# START OF Raw records

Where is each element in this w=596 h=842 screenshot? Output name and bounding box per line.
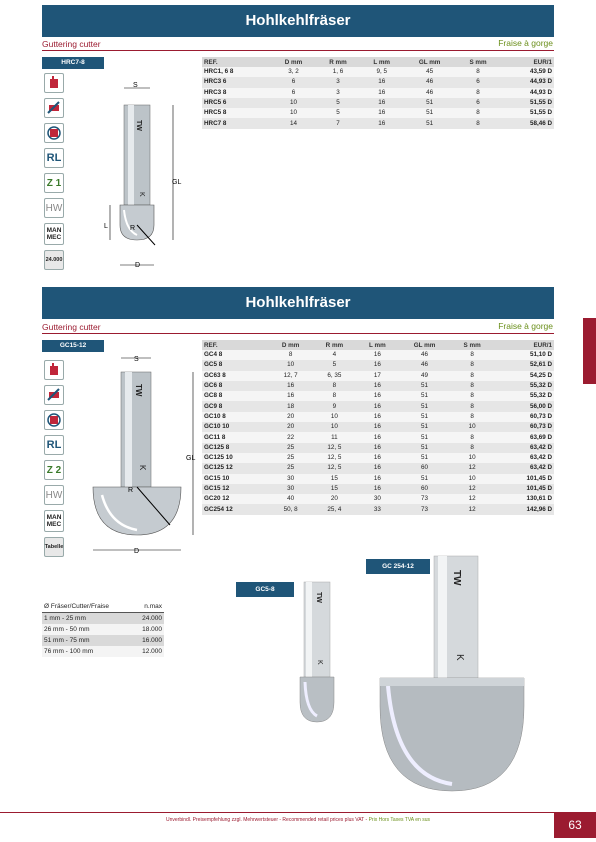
- table-cell: HRC5 8: [202, 108, 271, 118]
- table-cell: 44,93 D: [500, 88, 554, 98]
- table-cell: 30: [356, 494, 398, 504]
- column-header: n.max: [133, 601, 164, 613]
- table-cell: 1 mm - 25 mm: [42, 613, 133, 625]
- section1-subtitle-fr: Fraise à gorge: [498, 38, 553, 48]
- table-row: [202, 77, 554, 87]
- section2-dim-s: S: [134, 356, 139, 363]
- direction-icon: [44, 385, 64, 405]
- section1-dim-d: D: [135, 262, 141, 269]
- section1-subtitle-en: Guttering cutter: [42, 39, 101, 49]
- table-cell: 51: [398, 453, 450, 463]
- rpm-icon: Tabelle: [44, 537, 64, 557]
- table-cell: 15: [312, 484, 356, 494]
- table-cell: 16.000: [133, 635, 164, 646]
- table-cell: 6: [456, 98, 500, 108]
- table-cell: 54,25 D: [494, 371, 554, 381]
- z-teeth-icon: Z 2: [44, 460, 64, 480]
- section2-divider: [42, 333, 554, 334]
- table-cell: 25: [269, 453, 313, 463]
- table-row: [202, 463, 554, 473]
- table-cell: 20: [312, 494, 356, 504]
- table-cell: 18.000: [133, 624, 164, 635]
- photo-large-label: GC 254-12: [366, 559, 430, 574]
- table-cell: 8: [451, 371, 494, 381]
- rpm-icon: 24.000: [44, 250, 64, 270]
- table-cell: 10: [451, 422, 494, 432]
- table-cell: 51,10 D: [494, 350, 554, 360]
- table-cell: 12: [451, 484, 494, 494]
- table-cell: 60,73 D: [494, 422, 554, 432]
- direction-icon: [44, 98, 64, 118]
- table-cell: 44,93 D: [500, 77, 554, 87]
- table-cell: GC125 8: [202, 443, 269, 453]
- table-cell: 24.000: [133, 613, 164, 625]
- rotation-icon: [44, 410, 64, 430]
- table-cell: 8: [451, 391, 494, 401]
- section2-dim-gl: GL: [186, 455, 196, 462]
- table-cell: 51: [398, 432, 450, 442]
- table-row: [202, 381, 554, 391]
- table-row: [202, 88, 554, 98]
- table-cell: 4: [312, 350, 356, 360]
- column-header: R mm: [312, 340, 356, 350]
- table-cell: 130,61 D: [494, 494, 554, 504]
- table-cell: 6, 35: [312, 371, 356, 381]
- table-cell: 3: [316, 77, 361, 87]
- table-cell: 8: [456, 118, 500, 128]
- section1-dim-l: L: [104, 223, 108, 230]
- column-header: D mm: [269, 340, 313, 350]
- table-row: [202, 67, 554, 77]
- table-cell: 60: [398, 484, 450, 494]
- svg-text:TW: TW: [135, 120, 142, 131]
- svg-text:K: K: [138, 192, 145, 197]
- man-mec-icon: MAN MEC: [44, 510, 64, 532]
- rl-icon: RL: [44, 148, 64, 168]
- table-cell: 16: [356, 412, 398, 422]
- table-cell: 25: [269, 443, 313, 453]
- table-cell: 15: [312, 474, 356, 484]
- table-cell: GC8 8: [202, 391, 269, 401]
- table-row: [202, 412, 554, 422]
- section2-spec-table: [202, 340, 554, 515]
- table-row: [202, 401, 554, 411]
- table-cell: 51,55 D: [500, 108, 554, 118]
- table-cell: 16: [356, 453, 398, 463]
- table-cell: 12, 5: [312, 463, 356, 473]
- column-header: EUR/1: [494, 340, 554, 350]
- hw-icon: HW: [44, 198, 64, 218]
- table-cell: GC125 10: [202, 453, 269, 463]
- table-cell: 12.000: [133, 646, 164, 657]
- table-cell: HRC5 6: [202, 98, 271, 108]
- table-cell: 63,42 D: [494, 453, 554, 463]
- table-cell: 16: [356, 422, 398, 432]
- table-cell: 46: [398, 360, 450, 370]
- table-cell: 52,61 D: [494, 360, 554, 370]
- table-cell: 43,59 D: [500, 67, 554, 77]
- table-cell: 10: [269, 360, 313, 370]
- table-cell: GC15 10: [202, 474, 269, 484]
- table-cell: GC15 12: [202, 484, 269, 494]
- column-header: REF.: [202, 57, 271, 67]
- table-cell: 20: [269, 422, 313, 432]
- table-cell: 51 mm - 75 mm: [42, 635, 133, 646]
- table-cell: GC11 8: [202, 432, 269, 442]
- table-cell: 40: [269, 494, 313, 504]
- table-cell: 17: [356, 371, 398, 381]
- footer-divider: [0, 812, 554, 813]
- table-cell: 8: [456, 108, 500, 118]
- table-cell: 20: [269, 412, 313, 422]
- svg-text:K: K: [316, 660, 323, 665]
- table-cell: 49: [398, 371, 450, 381]
- table-cell: 30: [269, 484, 313, 494]
- table-cell: 6: [456, 77, 500, 87]
- table-row: [42, 635, 164, 646]
- table-cell: 6: [271, 77, 316, 87]
- section2-title: Hohlkehlfräser: [42, 287, 554, 319]
- side-thumb-tab: [583, 318, 596, 384]
- column-header: S mm: [451, 340, 494, 350]
- section1-dim-r: R: [130, 225, 136, 232]
- table-cell: 10: [312, 422, 356, 432]
- table-cell: GC10 8: [202, 412, 269, 422]
- table-cell: 5: [312, 360, 356, 370]
- table-cell: 51: [403, 98, 456, 108]
- table-cell: 8: [456, 88, 500, 98]
- table-cell: GC20 12: [202, 494, 269, 504]
- table-row: [202, 391, 554, 401]
- table-cell: 12: [451, 494, 494, 504]
- table-row: [202, 453, 554, 463]
- table-header-row: [202, 340, 554, 350]
- table-cell: 51: [403, 108, 456, 118]
- table-cell: 33: [356, 504, 398, 514]
- table-cell: 51: [398, 412, 450, 422]
- column-header: L mm: [356, 340, 398, 350]
- section1-dim-s: S: [133, 82, 138, 89]
- section2-dim-r: R: [128, 487, 134, 494]
- column-header: GL mm: [398, 340, 450, 350]
- table-cell: 8: [451, 350, 494, 360]
- table-cell: 45: [403, 67, 456, 77]
- table-cell: GC10 10: [202, 422, 269, 432]
- table-cell: 5: [316, 108, 361, 118]
- table-cell: 101,45 D: [494, 474, 554, 484]
- page-number: 63: [554, 812, 596, 838]
- table-row: [42, 624, 164, 635]
- table-cell: 51: [398, 422, 450, 432]
- table-cell: 73: [398, 504, 450, 514]
- table-header-row: [42, 601, 164, 613]
- table-cell: 30: [269, 474, 313, 484]
- table-cell: 6: [271, 88, 316, 98]
- table-cell: 25, 4: [312, 504, 356, 514]
- section1-tool-drawing: [100, 80, 195, 275]
- table-cell: GC125 12: [202, 463, 269, 473]
- table-cell: 58,46 D: [500, 118, 554, 128]
- section1-title: Hohlkehlfräser: [42, 5, 554, 37]
- column-header: D mm: [271, 57, 316, 67]
- rotation-icon: [44, 123, 64, 143]
- table-cell: 16: [360, 77, 403, 87]
- table-cell: 16: [356, 350, 398, 360]
- table-cell: 12, 7: [269, 371, 313, 381]
- table-row: [202, 350, 554, 360]
- table-cell: 16: [356, 401, 398, 411]
- table-cell: 16: [360, 118, 403, 128]
- table-cell: 10: [271, 98, 316, 108]
- table-cell: 8: [451, 432, 494, 442]
- table-cell: 16: [269, 391, 313, 401]
- table-cell: 55,32 D: [494, 391, 554, 401]
- table-cell: 50, 8: [269, 504, 313, 514]
- table-cell: 9, 5: [360, 67, 403, 77]
- table-row: [202, 360, 554, 370]
- table-cell: 46: [403, 88, 456, 98]
- table-cell: 46: [403, 77, 456, 87]
- table-cell: 55,32 D: [494, 381, 554, 391]
- z-teeth-icon: Z 1: [44, 173, 64, 193]
- table-cell: 12: [451, 463, 494, 473]
- section2-icon-column: [44, 360, 66, 562]
- table-cell: GC6 8: [202, 381, 269, 391]
- table-row: [202, 98, 554, 108]
- table-cell: 51: [398, 381, 450, 391]
- table-cell: 63,42 D: [494, 463, 554, 473]
- table-row: [202, 118, 554, 128]
- table-cell: 3: [316, 88, 361, 98]
- section1-icon-column: [44, 73, 66, 275]
- table-cell: 12, 5: [312, 453, 356, 463]
- table-row: [202, 484, 554, 494]
- table-cell: 16: [356, 391, 398, 401]
- table-cell: 16: [360, 88, 403, 98]
- table-row: [202, 494, 554, 504]
- table-cell: 22: [269, 432, 313, 442]
- table-cell: 16: [356, 463, 398, 473]
- table-cell: 16: [356, 484, 398, 494]
- table-cell: 56,00 D: [494, 401, 554, 411]
- section2-subtitle-en: Guttering cutter: [42, 322, 101, 332]
- table-cell: 101,45 D: [494, 484, 554, 494]
- table-cell: GC4 8: [202, 350, 269, 360]
- table-cell: 142,96 D: [494, 504, 554, 514]
- feed-icon: [44, 360, 64, 380]
- table-cell: 76 mm - 100 mm: [42, 646, 133, 657]
- table-cell: 7: [316, 118, 361, 128]
- table-cell: 16: [356, 474, 398, 484]
- table-cell: 14: [271, 118, 316, 128]
- table-cell: GC5 8: [202, 360, 269, 370]
- table-cell: HRC3 8: [202, 88, 271, 98]
- rl-icon: RL: [44, 435, 64, 455]
- table-cell: 51: [398, 391, 450, 401]
- table-cell: 8: [312, 391, 356, 401]
- table-cell: 16: [356, 443, 398, 453]
- feed-icon: [44, 73, 64, 93]
- table-cell: 26 mm - 50 mm: [42, 624, 133, 635]
- section2-tool-drawing: [88, 350, 203, 560]
- table-cell: 16: [356, 432, 398, 442]
- table-row: [42, 613, 164, 625]
- table-cell: 63,42 D: [494, 443, 554, 453]
- table-cell: 8: [451, 360, 494, 370]
- table-cell: GC254 12: [202, 504, 269, 514]
- column-header: L mm: [360, 57, 403, 67]
- table-cell: 18: [269, 401, 313, 411]
- svg-text:K: K: [138, 465, 147, 471]
- hw-icon: HW: [44, 485, 64, 505]
- table-row: [202, 108, 554, 118]
- table-cell: 63,69 D: [494, 432, 554, 442]
- table-cell: 16: [360, 98, 403, 108]
- table-cell: 12, 5: [312, 443, 356, 453]
- table-cell: HRC7 8: [202, 118, 271, 128]
- section2-code-label: GC15-12: [42, 340, 104, 352]
- rpm-table: [42, 601, 164, 657]
- table-cell: 16: [356, 360, 398, 370]
- table-row: [202, 371, 554, 381]
- table-cell: HRC3 6: [202, 77, 271, 87]
- table-cell: 11: [312, 432, 356, 442]
- table-row: [202, 422, 554, 432]
- table-cell: 60,73 D: [494, 412, 554, 422]
- table-row: [202, 504, 554, 514]
- photo-small-cutter: [292, 582, 342, 732]
- section1-code-label: HRC7-8: [42, 57, 104, 69]
- table-cell: 3, 2: [271, 67, 316, 77]
- table-cell: 1, 6: [316, 67, 361, 77]
- table-cell: 8: [451, 381, 494, 391]
- table-cell: 51,55 D: [500, 98, 554, 108]
- table-cell: 8: [451, 412, 494, 422]
- table-row: [202, 432, 554, 442]
- man-mec-icon: MAN MEC: [44, 223, 64, 245]
- table-cell: 46: [398, 350, 450, 360]
- svg-text:TW: TW: [451, 570, 462, 586]
- table-cell: 12: [451, 504, 494, 514]
- photo-large-cutter: [378, 556, 526, 796]
- table-header-row: [202, 57, 554, 67]
- table-cell: 25: [269, 463, 313, 473]
- table-cell: GC63 8: [202, 371, 269, 381]
- table-cell: 10: [271, 108, 316, 118]
- table-row: [202, 443, 554, 453]
- svg-text:K: K: [454, 654, 465, 661]
- table-row: [42, 646, 164, 657]
- photo-small-label: GC5-8: [236, 582, 294, 597]
- table-cell: 51: [403, 118, 456, 128]
- column-header: S mm: [456, 57, 500, 67]
- table-cell: 8: [451, 401, 494, 411]
- svg-text:TW: TW: [134, 384, 143, 397]
- table-cell: 8: [451, 443, 494, 453]
- table-cell: 60: [398, 463, 450, 473]
- table-cell: 5: [316, 98, 361, 108]
- section1-spec-table: [202, 57, 554, 129]
- column-header: Ø Fräser/Cutter/Fraise: [42, 601, 133, 613]
- section1-dim-gl: GL: [172, 179, 182, 186]
- table-cell: 51: [398, 474, 450, 484]
- table-cell: 16: [360, 108, 403, 118]
- table-cell: 10: [451, 453, 494, 463]
- table-cell: 8: [456, 67, 500, 77]
- table-cell: 9: [312, 401, 356, 411]
- table-cell: 8: [269, 350, 313, 360]
- table-cell: GC9 8: [202, 401, 269, 411]
- section2-subtitle-fr: Fraise à gorge: [498, 321, 553, 331]
- section2-dim-d: D: [134, 548, 140, 555]
- table-cell: 51: [398, 443, 450, 453]
- section1-divider: [42, 50, 554, 51]
- column-header: R mm: [316, 57, 361, 67]
- table-cell: HRC1, 6 8: [202, 67, 271, 77]
- footer-disclaimer: Unverbindl. Preisempfehlung zzgl. Mehrwertsteuer - Recommended retail prices plus VAT - Prix Hors Taxes TVA en sus: [165, 817, 430, 823]
- table-row: [202, 474, 554, 484]
- table-cell: 51: [398, 401, 450, 411]
- table-cell: 8: [312, 381, 356, 391]
- table-cell: 16: [356, 381, 398, 391]
- column-header: GL mm: [403, 57, 456, 67]
- column-header: REF.: [202, 340, 269, 350]
- column-header: EUR/1: [500, 57, 554, 67]
- table-cell: 10: [451, 474, 494, 484]
- table-cell: 16: [269, 381, 313, 391]
- table-cell: 10: [312, 412, 356, 422]
- table-cell: 73: [398, 494, 450, 504]
- svg-text:TW: TW: [315, 592, 322, 603]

# END OF Raw records

◆ Work required
Return the lines of the entries above verbatim, starting at the line containing "- table-cell: HRC5 8: [202, 108, 271, 118]" and ending at the line containing "- z-teeth-icon: Z 2: [44, 460, 64, 480]", both included.

◆ Exercise output
- table-cell: HRC5 8: [202, 108, 271, 118]
- table-cell: 44,93 D: [500, 88, 554, 98]
- table-cell: 30: [356, 494, 398, 504]
- column-header: n.max: [133, 601, 164, 613]
- table-cell: 1 mm - 25 mm: [42, 613, 133, 625]
- section1-subtitle-fr: Fraise à gorge: [498, 38, 553, 48]
- table-row: [202, 77, 554, 87]
- section2-dim-s: S: [134, 356, 139, 363]
- direction-icon: [44, 385, 64, 405]
- section1-dim-d: D: [135, 262, 141, 269]
- section1-subtitle-en: Guttering cutter: [42, 39, 101, 49]
- table-cell: 51: [398, 453, 450, 463]
- rpm-icon: Tabelle: [44, 537, 64, 557]
- table-cell: 15: [312, 484, 356, 494]
- table-cell: 16.000: [133, 635, 164, 646]
- table-cell: 6: [456, 98, 500, 108]
- table-cell: 54,25 D: [494, 371, 554, 381]
- z-teeth-icon: Z 2: [44, 460, 64, 480]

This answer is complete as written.